Exercise prompt: Find and copy every line in the records that includes the string "process".

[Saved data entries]
++++++++++
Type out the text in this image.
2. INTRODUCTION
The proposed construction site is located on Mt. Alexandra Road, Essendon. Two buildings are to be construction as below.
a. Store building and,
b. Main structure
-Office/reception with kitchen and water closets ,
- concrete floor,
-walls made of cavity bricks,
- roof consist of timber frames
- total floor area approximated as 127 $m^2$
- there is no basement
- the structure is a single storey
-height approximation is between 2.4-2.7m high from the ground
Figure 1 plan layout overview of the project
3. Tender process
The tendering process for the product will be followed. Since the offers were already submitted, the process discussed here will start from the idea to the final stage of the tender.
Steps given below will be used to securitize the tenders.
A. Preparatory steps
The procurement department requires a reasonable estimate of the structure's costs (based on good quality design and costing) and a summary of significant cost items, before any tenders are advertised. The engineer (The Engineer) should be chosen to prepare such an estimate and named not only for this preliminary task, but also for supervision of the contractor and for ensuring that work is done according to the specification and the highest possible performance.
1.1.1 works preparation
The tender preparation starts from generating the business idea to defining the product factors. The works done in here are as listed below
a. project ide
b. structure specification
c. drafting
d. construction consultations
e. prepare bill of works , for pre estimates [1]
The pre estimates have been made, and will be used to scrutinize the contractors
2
++++++++++
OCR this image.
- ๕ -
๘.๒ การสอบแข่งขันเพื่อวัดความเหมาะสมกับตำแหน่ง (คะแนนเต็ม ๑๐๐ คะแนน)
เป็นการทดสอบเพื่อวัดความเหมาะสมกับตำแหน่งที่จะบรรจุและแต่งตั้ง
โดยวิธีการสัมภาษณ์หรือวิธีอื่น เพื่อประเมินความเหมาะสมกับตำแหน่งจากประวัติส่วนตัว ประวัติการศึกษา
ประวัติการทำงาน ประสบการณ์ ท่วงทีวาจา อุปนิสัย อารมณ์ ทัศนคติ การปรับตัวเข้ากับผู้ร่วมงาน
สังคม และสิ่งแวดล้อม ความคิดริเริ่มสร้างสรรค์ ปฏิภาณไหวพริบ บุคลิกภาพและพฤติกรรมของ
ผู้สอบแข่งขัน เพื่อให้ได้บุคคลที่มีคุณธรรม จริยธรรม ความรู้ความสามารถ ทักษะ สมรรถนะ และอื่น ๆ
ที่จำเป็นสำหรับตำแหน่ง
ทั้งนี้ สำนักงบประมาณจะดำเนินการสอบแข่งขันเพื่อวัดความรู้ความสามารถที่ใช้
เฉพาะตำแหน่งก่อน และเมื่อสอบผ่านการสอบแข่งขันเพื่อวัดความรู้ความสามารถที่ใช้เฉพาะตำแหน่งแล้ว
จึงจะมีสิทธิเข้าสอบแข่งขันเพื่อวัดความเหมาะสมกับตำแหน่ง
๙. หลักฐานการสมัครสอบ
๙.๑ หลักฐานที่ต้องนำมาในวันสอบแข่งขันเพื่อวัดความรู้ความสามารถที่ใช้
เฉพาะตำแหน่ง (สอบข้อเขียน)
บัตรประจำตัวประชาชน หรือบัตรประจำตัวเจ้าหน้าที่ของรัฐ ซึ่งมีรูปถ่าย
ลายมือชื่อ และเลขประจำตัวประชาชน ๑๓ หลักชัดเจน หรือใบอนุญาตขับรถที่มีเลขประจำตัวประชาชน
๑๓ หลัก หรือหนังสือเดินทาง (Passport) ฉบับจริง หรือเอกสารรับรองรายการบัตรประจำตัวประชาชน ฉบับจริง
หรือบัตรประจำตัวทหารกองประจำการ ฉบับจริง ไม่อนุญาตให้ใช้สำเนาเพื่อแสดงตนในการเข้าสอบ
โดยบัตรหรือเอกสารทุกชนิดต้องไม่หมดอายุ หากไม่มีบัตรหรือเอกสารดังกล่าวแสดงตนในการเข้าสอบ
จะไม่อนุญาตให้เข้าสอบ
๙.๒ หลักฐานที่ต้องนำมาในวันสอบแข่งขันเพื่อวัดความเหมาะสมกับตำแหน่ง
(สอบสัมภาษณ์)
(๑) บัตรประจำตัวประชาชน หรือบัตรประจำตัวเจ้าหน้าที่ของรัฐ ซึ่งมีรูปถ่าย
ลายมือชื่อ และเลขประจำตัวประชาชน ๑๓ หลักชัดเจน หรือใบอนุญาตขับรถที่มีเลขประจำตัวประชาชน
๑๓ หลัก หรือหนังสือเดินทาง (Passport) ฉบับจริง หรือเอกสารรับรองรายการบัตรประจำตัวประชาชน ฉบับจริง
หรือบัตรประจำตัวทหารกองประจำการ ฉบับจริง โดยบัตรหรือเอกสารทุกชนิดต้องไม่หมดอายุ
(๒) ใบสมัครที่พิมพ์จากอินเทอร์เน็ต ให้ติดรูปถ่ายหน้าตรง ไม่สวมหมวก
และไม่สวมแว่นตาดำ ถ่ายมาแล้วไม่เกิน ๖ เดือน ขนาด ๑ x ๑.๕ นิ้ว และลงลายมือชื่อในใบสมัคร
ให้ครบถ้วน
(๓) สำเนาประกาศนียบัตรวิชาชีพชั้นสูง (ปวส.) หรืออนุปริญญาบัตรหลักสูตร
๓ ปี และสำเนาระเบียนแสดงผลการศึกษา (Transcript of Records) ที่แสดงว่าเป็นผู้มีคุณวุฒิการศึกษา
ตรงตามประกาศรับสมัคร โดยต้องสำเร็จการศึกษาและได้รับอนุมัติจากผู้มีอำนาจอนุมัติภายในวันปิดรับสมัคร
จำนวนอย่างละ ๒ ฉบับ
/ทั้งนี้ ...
++++++++++
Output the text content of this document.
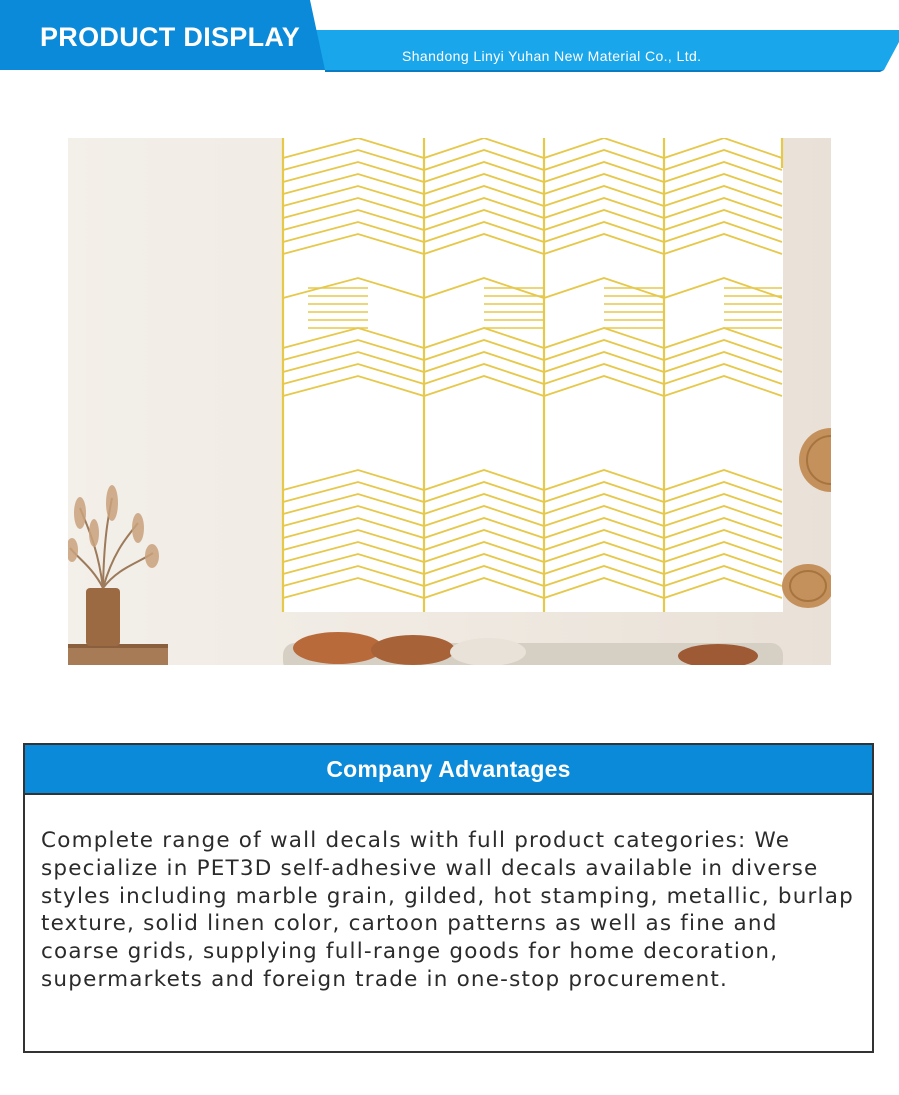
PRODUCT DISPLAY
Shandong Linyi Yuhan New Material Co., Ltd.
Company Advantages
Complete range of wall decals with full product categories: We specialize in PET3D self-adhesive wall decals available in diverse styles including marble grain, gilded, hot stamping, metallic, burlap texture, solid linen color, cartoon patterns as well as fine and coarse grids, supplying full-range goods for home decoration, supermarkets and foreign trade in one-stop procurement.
++++++++++
Exercise response:
3. Tender process
The tendering process for the product will be followed. Since the offers were already submitted, the process discussed here will start from the idea to the final stage of the tender.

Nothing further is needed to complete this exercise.